INSTRUCTION » Return each line containing the string "立即投保".

Records that describe figures »
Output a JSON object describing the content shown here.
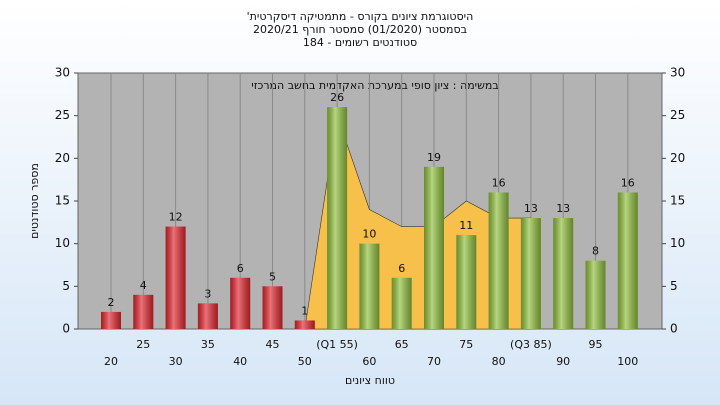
{
  "chart_data": {
    "type": "bar",
    "title": "'היסטוגרמת ציונים בקורס - מתמטיקה דיסקרטית",
    "subtitle": "בסמסטר (01/2020) סמסטר חורף 2020/21",
    "subtitle2": "סטודנטים רשומים - 184",
    "annotation": "במשימה : ציון סופי במערכת האקדמית בחשב המרכזי",
    "xlabel": "טווח ציונים",
    "ylabel": "מספר סטודנטים",
    "categories": [
      "20",
      "25",
      "30",
      "35",
      "40",
      "45",
      "50",
      "(Q1 55)",
      "60",
      "65",
      "70",
      "75",
      "80",
      "(Q3 85)",
      "90",
      "95",
      "100"
    ],
    "series": [
      {
        "values": [
          2,
          4,
          12,
          3,
          6,
          5,
          1,
          26,
          10,
          6,
          19,
          11,
          16,
          13,
          13,
          8,
          16
        ],
        "colors": [
          "#e0262e",
          "#e0262e",
          "#e0262e",
          "#e0262e",
          "#e0262e",
          "#e0262e",
          "#e0262e",
          "#8fbf3c",
          "#8fbf3c",
          "#8fbf3c",
          "#8fbf3c",
          "#8fbf3c",
          "#8fbf3c",
          "#8fbf3c",
          "#8fbf3c",
          "#8fbf3c",
          "#8fbf3c"
        ]
      },
      {
        "type": "area",
        "color": "#f7c04a",
        "values": [
          null,
          null,
          null,
          null,
          null,
          null,
          0,
          25,
          14,
          12,
          12,
          15,
          13,
          13,
          null,
          null,
          null
        ]
      }
    ],
    "ylim": [
      0,
      30
    ],
    "yticks": [
      0,
      5,
      10,
      15,
      20,
      25,
      30
    ],
    "y2lim": [
      0,
      30
    ],
    "y2ticks": [
      0,
      5,
      10,
      15,
      20,
      25,
      30
    ],
    "grid": true
  }
}
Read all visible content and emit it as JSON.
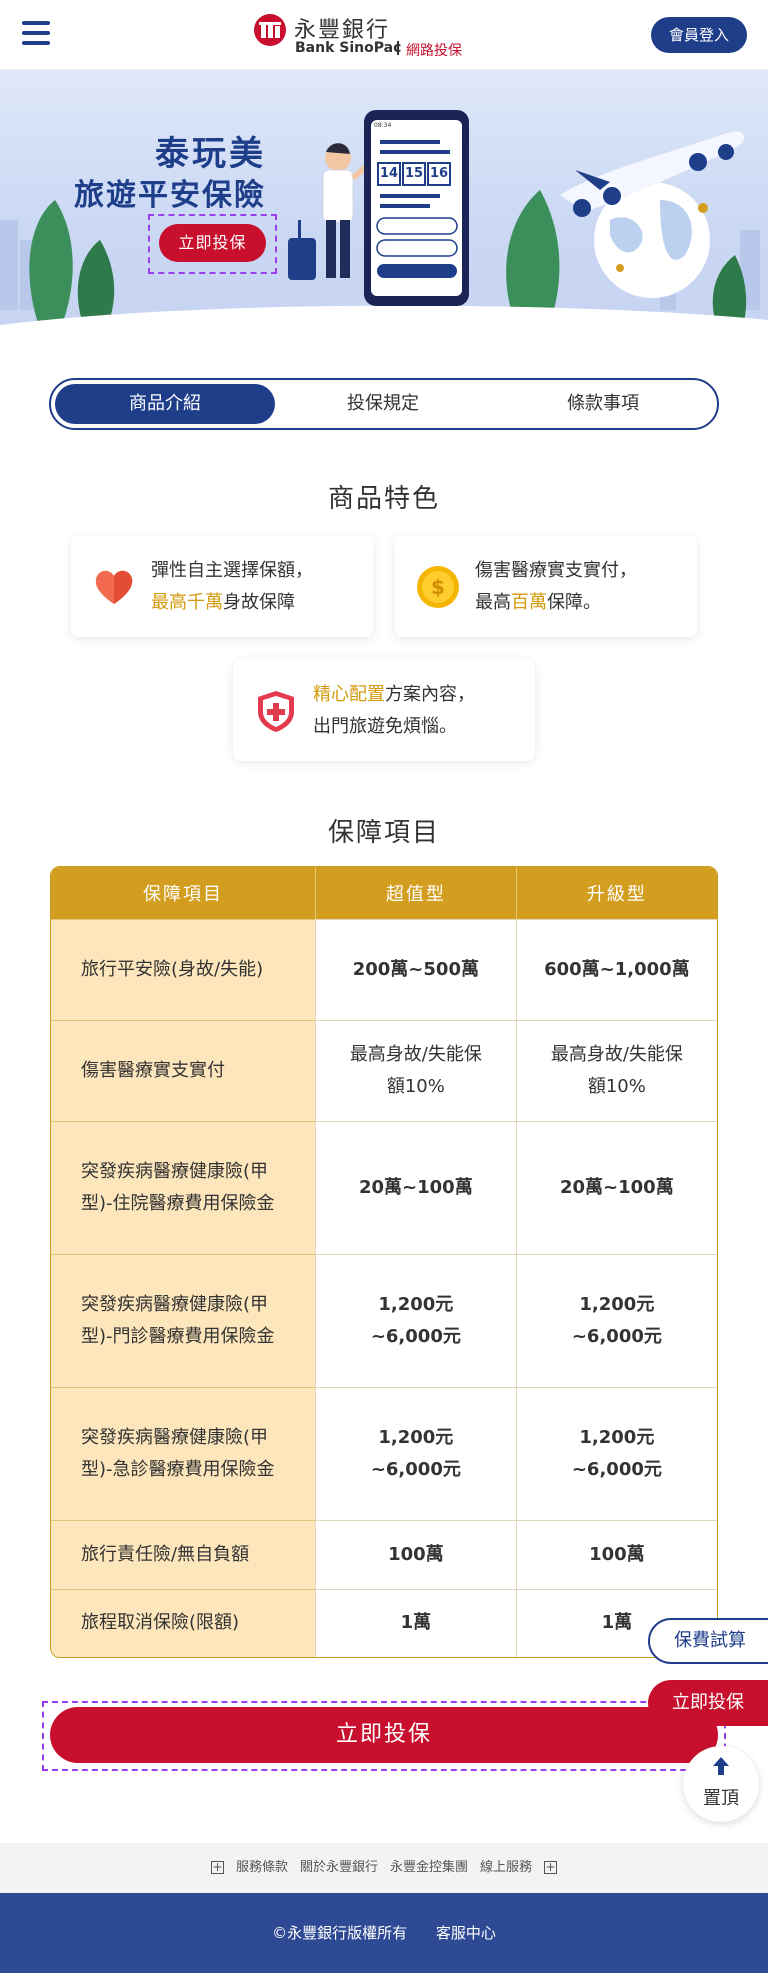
{
  "header": {
    "bank_name_cn": "永豐銀行",
    "bank_name_en": "Bank SinoPac",
    "sub_brand": "網路投保",
    "login_label": "會員登入"
  },
  "banner": {
    "title_line1": "泰玩美",
    "title_line2": "旅遊平安保險",
    "cta_label": "立即投保",
    "phone_dates": [
      "14",
      "15",
      "16"
    ],
    "phone_time": "08:34"
  },
  "tabs": [
    {
      "label": "商品介紹",
      "active": true
    },
    {
      "label": "投保規定",
      "active": false
    },
    {
      "label": "條款事項",
      "active": false
    }
  ],
  "features": {
    "title": "商品特色",
    "cards": [
      {
        "icon": "heart-icon",
        "line1": "彈性自主選擇保額，",
        "line2_highlight": "最高千萬",
        "line2_rest": "身故保障"
      },
      {
        "icon": "coin-icon",
        "line1": "傷害醫療實支實付，",
        "line2_pre": "最高",
        "line2_highlight": "百萬",
        "line2_rest": "保障。"
      },
      {
        "icon": "shield-plus-icon",
        "line1_highlight": "精心配置",
        "line1_rest": "方案內容，",
        "line2": "出門旅遊免煩惱。"
      }
    ]
  },
  "coverage": {
    "title": "保障項目",
    "headers": [
      "保障項目",
      "超值型",
      "升級型"
    ],
    "rows": [
      {
        "name": "旅行平安險(身故/失能)",
        "v1": "200萬~500萬",
        "v2": "600萬~1,000萬"
      },
      {
        "name": "傷害醫療實支實付",
        "v1": "最高身故/失能保額10%",
        "v2": "最高身故/失能保額10%"
      },
      {
        "name": "突發疾病醫療健康險(甲型)-住院醫療費用保險金",
        "v1": "20萬~100萬",
        "v2": "20萬~100萬"
      },
      {
        "name": "突發疾病醫療健康險(甲型)-門診醫療費用保險金",
        "v1": "1,200元~6,000元",
        "v2": "1,200元~6,000元"
      },
      {
        "name": "突發疾病醫療健康險(甲型)-急診醫療費用保險金",
        "v1": "1,200元~6,000元",
        "v2": "1,200元~6,000元"
      },
      {
        "name": "旅行責任險/無自負額",
        "v1": "100萬",
        "v2": "100萬"
      },
      {
        "name": "旅程取消保險(限額)",
        "v1": "1萬",
        "v2": "1萬"
      }
    ]
  },
  "main_cta": "立即投保",
  "floating": {
    "quote_label": "保費試算",
    "buy_label": "立即投保",
    "top_label": "置頂"
  },
  "footer": {
    "links": [
      "服務條款",
      "關於永豐銀行",
      "永豐金控集團",
      "線上服務"
    ],
    "copyright": "©永豐銀行版權所有",
    "service": "客服中心"
  }
}
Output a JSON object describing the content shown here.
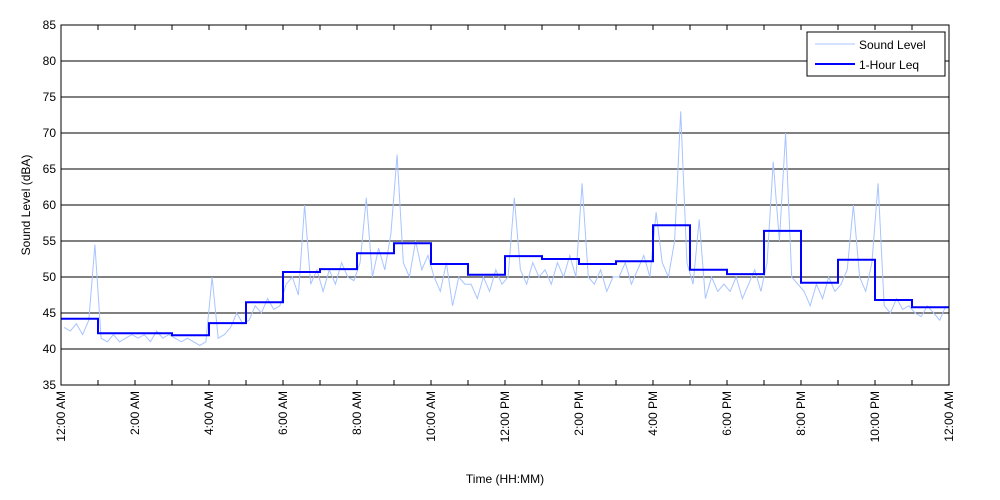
{
  "chart_data": {
    "type": "line",
    "title": "",
    "xlabel": "Time (HH:MM)",
    "ylabel": "Sound Level (dBA)",
    "ylim": [
      35,
      85
    ],
    "yticks": [
      35,
      40,
      45,
      50,
      55,
      60,
      65,
      70,
      75,
      80,
      85
    ],
    "xlim_hours": [
      0,
      24
    ],
    "xtick_hours": [
      0,
      2,
      4,
      6,
      8,
      10,
      12,
      14,
      16,
      18,
      20,
      22,
      24
    ],
    "xtick_labels": [
      "12:00 AM",
      "2:00 AM",
      "4:00 AM",
      "6:00 AM",
      "8:00 AM",
      "10:00 AM",
      "12:00 PM",
      "2:00 PM",
      "4:00 PM",
      "6:00 PM",
      "8:00 PM",
      "10:00 PM",
      "12:00 AM"
    ],
    "grid": "horizontal",
    "legend_position": "top-right",
    "series": [
      {
        "name": "Sound Level",
        "color": "#a8c4ff",
        "interval_minutes": 10,
        "values": [
          43,
          42.5,
          43.5,
          42,
          44,
          54.5,
          41.5,
          41,
          42,
          41,
          41.5,
          42,
          41.5,
          42,
          41,
          42.5,
          41.5,
          42,
          41.5,
          41,
          41.5,
          41,
          40.5,
          41,
          50,
          41.5,
          42,
          43,
          45,
          43.5,
          44,
          46,
          45,
          47,
          45.5,
          46,
          49,
          50,
          47.5,
          60,
          49,
          51,
          48,
          51,
          49,
          52,
          50,
          49.5,
          52,
          61,
          50,
          54,
          51,
          56,
          67,
          52,
          50,
          55,
          51,
          53,
          50,
          48,
          52,
          46,
          50,
          49,
          49,
          47,
          50,
          48,
          51,
          49,
          50,
          61,
          51,
          49,
          52,
          50,
          51,
          49,
          52,
          50,
          53,
          50,
          63,
          50,
          49,
          51,
          48,
          50,
          50,
          52,
          49,
          51,
          53,
          50,
          59,
          52,
          50,
          55,
          73,
          52,
          49,
          58,
          47,
          50,
          48,
          49,
          48,
          50,
          47,
          49,
          51,
          48,
          52,
          66,
          55,
          70,
          50,
          49,
          48,
          46,
          49,
          47,
          50,
          48,
          49,
          51,
          60,
          50,
          48,
          52,
          63,
          46,
          45,
          47,
          45.5,
          46,
          45,
          44.5,
          46,
          45,
          44,
          46
        ]
      },
      {
        "name": "1-Hour Leq",
        "color": "#0000ff",
        "interval_minutes": 60,
        "values": [
          44.2,
          42.2,
          42.2,
          41.9,
          43.6,
          46.5,
          50.7,
          51.1,
          53.3,
          54.7,
          51.8,
          50.3,
          52.9,
          52.5,
          51.8,
          52.2,
          57.2,
          51.0,
          50.4,
          56.4,
          49.2,
          52.4,
          46.8,
          45.8
        ]
      }
    ]
  }
}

OUTPUT »
    "cta_label": "立即投保",
  "main_cta": "立即投保",
    "buy_label": "立即投保",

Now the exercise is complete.